*Extracted data:*
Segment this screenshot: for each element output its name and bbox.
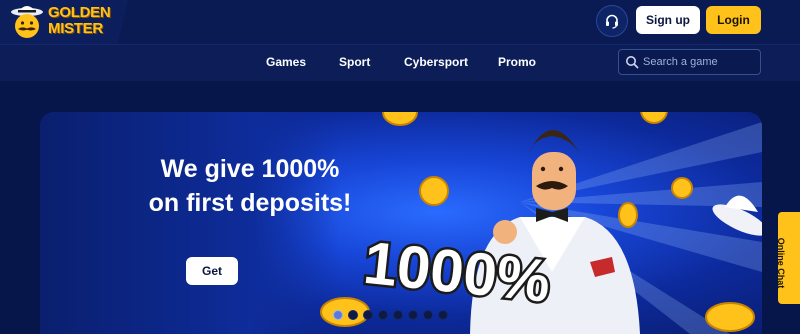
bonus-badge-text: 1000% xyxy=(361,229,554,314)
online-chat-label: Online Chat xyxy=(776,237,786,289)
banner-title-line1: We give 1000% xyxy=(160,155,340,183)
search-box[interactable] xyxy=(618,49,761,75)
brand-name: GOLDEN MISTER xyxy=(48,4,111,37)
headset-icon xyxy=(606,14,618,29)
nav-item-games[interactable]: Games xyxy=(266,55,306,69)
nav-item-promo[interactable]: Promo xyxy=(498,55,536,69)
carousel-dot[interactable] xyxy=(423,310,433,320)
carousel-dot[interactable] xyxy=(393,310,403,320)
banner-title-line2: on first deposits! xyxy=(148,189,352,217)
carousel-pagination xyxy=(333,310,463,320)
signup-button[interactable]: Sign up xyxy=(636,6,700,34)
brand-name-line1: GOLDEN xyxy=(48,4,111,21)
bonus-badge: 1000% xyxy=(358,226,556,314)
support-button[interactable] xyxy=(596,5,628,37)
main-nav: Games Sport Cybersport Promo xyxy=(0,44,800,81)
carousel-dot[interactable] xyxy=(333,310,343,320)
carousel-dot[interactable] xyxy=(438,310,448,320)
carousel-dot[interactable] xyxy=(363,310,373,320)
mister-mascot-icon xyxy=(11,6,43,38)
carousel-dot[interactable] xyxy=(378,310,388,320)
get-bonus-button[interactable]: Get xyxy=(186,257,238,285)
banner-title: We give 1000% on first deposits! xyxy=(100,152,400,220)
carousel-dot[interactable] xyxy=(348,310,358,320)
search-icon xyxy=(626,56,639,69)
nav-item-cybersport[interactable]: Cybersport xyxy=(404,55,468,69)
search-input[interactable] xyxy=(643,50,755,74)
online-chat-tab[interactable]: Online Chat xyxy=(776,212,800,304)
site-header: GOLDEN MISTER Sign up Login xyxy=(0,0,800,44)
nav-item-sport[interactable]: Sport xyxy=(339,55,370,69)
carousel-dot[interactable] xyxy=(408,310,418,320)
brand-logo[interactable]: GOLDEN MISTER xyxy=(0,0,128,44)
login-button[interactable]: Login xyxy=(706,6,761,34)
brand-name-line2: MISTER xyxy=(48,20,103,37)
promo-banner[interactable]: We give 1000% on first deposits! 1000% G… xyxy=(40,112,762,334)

*Short exercise:*
Copy all of the data above line for line without any changes, leaving out the picture.

*Answer to this exercise:*
Segment this screenshot: for each element output its name and bbox.
bonus-badge-text: 1000% xyxy=(361,229,554,314)
online-chat-label: Online Chat xyxy=(776,237,786,289)
banner-title-line1: We give 1000% xyxy=(160,155,340,183)
search-box[interactable] xyxy=(618,49,761,75)
brand-name: GOLDEN MISTER xyxy=(48,4,111,37)
headset-icon xyxy=(606,14,618,29)
nav-item-games[interactable]: Games xyxy=(266,55,306,69)
nav-item-promo[interactable]: Promo xyxy=(498,55,536,69)
carousel-dot[interactable] xyxy=(423,310,433,320)
carousel-dot[interactable] xyxy=(393,310,403,320)
banner-title-line2: on first deposits! xyxy=(148,189,352,217)
carousel-pagination xyxy=(333,310,463,320)
signup-button[interactable]: Sign up xyxy=(636,6,700,34)
brand-name-line1: GOLDEN xyxy=(48,4,111,21)
bonus-badge: 1000% xyxy=(358,226,556,314)
support-button[interactable] xyxy=(596,5,628,37)
main-nav: Games Sport Cybersport Promo xyxy=(0,44,800,81)
carousel-dot[interactable] xyxy=(333,310,343,320)
carousel-dot[interactable] xyxy=(438,310,448,320)
carousel-dot[interactable] xyxy=(363,310,373,320)
mister-mascot-icon xyxy=(11,6,43,38)
carousel-dot[interactable] xyxy=(378,310,388,320)
get-bonus-button[interactable]: Get xyxy=(186,257,238,285)
banner-title: We give 1000% on first deposits! xyxy=(100,152,400,220)
carousel-dot[interactable] xyxy=(348,310,358,320)
search-icon xyxy=(626,56,639,69)
nav-item-cybersport[interactable]: Cybersport xyxy=(404,55,468,69)
search-input[interactable] xyxy=(643,50,755,74)
online-chat-tab[interactable]: Online Chat xyxy=(776,212,800,304)
site-header: GOLDEN MISTER Sign up Login xyxy=(0,0,800,44)
nav-item-sport[interactable]: Sport xyxy=(339,55,370,69)
carousel-dot[interactable] xyxy=(408,310,418,320)
brand-logo[interactable]: GOLDEN MISTER xyxy=(0,0,128,44)
login-button[interactable]: Login xyxy=(706,6,761,34)
brand-name-line2: MISTER xyxy=(48,20,103,37)
promo-banner[interactable]: We give 1000% on first deposits! 1000% G… xyxy=(40,112,762,334)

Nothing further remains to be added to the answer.